(Layout annotation data)
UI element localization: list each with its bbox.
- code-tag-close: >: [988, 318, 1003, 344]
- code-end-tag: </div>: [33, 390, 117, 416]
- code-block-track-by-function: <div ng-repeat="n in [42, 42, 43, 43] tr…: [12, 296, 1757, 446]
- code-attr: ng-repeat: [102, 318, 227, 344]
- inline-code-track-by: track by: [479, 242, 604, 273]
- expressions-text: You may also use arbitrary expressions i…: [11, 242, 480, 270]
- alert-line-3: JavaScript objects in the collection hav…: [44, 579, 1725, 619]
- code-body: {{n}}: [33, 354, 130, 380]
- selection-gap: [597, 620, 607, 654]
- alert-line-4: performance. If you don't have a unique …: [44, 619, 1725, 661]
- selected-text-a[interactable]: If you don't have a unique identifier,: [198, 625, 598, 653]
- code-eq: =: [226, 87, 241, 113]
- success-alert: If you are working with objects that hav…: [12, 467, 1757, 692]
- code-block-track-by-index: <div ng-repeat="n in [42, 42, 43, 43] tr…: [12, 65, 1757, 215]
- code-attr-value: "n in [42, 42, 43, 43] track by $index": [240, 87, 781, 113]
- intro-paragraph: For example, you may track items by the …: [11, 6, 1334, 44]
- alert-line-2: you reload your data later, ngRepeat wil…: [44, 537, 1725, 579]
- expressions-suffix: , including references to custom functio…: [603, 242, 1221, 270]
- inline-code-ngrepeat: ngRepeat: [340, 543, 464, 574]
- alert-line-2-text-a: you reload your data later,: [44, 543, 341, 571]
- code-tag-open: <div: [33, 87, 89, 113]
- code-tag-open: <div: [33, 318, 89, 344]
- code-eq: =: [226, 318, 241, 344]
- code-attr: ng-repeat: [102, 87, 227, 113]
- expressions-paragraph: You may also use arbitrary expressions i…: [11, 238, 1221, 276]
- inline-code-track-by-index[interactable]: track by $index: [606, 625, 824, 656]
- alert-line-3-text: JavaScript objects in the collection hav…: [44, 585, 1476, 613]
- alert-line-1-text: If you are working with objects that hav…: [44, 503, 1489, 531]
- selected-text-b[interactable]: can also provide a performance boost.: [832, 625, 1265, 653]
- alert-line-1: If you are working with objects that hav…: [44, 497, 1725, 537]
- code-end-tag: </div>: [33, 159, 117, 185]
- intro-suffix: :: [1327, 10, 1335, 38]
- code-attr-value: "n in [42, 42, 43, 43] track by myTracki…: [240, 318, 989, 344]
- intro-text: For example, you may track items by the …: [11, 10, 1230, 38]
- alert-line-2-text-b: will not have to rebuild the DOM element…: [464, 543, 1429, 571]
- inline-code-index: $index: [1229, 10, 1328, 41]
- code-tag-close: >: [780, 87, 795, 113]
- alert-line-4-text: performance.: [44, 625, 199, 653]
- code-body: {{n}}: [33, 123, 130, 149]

What the task requires
Please quote the lines above verbatim, beginning with the first line and stopping after the line that contains "- code-eq: =: [226, 318, 241, 344]".

Task solution
UI element localization: list each with its bbox.
- code-tag-close: >: [988, 318, 1003, 344]
- code-end-tag: </div>: [33, 390, 117, 416]
- code-block-track-by-function: <div ng-repeat="n in [42, 42, 43, 43] tr…: [12, 296, 1757, 446]
- code-attr: ng-repeat: [102, 318, 227, 344]
- inline-code-track-by: track by: [479, 242, 604, 273]
- expressions-text: You may also use arbitrary expressions i…: [11, 242, 480, 270]
- alert-line-3: JavaScript objects in the collection hav…: [44, 579, 1725, 619]
- code-body: {{n}}: [33, 354, 130, 380]
- selection-gap: [597, 620, 607, 654]
- alert-line-4: performance. If you don't have a unique …: [44, 619, 1725, 661]
- selected-text-a[interactable]: If you don't have a unique identifier,: [198, 625, 598, 653]
- code-eq: =: [226, 87, 241, 113]
- success-alert: If you are working with objects that hav…: [12, 467, 1757, 692]
- code-block-track-by-index: <div ng-repeat="n in [42, 42, 43, 43] tr…: [12, 65, 1757, 215]
- code-attr-value: "n in [42, 42, 43, 43] track by $index": [240, 87, 781, 113]
- intro-paragraph: For example, you may track items by the …: [11, 6, 1334, 44]
- alert-line-2: you reload your data later, ngRepeat wil…: [44, 537, 1725, 579]
- expressions-suffix: , including references to custom functio…: [603, 242, 1221, 270]
- inline-code-ngrepeat: ngRepeat: [340, 543, 464, 574]
- alert-line-2-text-a: you reload your data later,: [44, 543, 341, 571]
- code-tag-open: <div: [33, 87, 89, 113]
- code-tag-open: <div: [33, 318, 89, 344]
- code-eq: =: [226, 318, 241, 344]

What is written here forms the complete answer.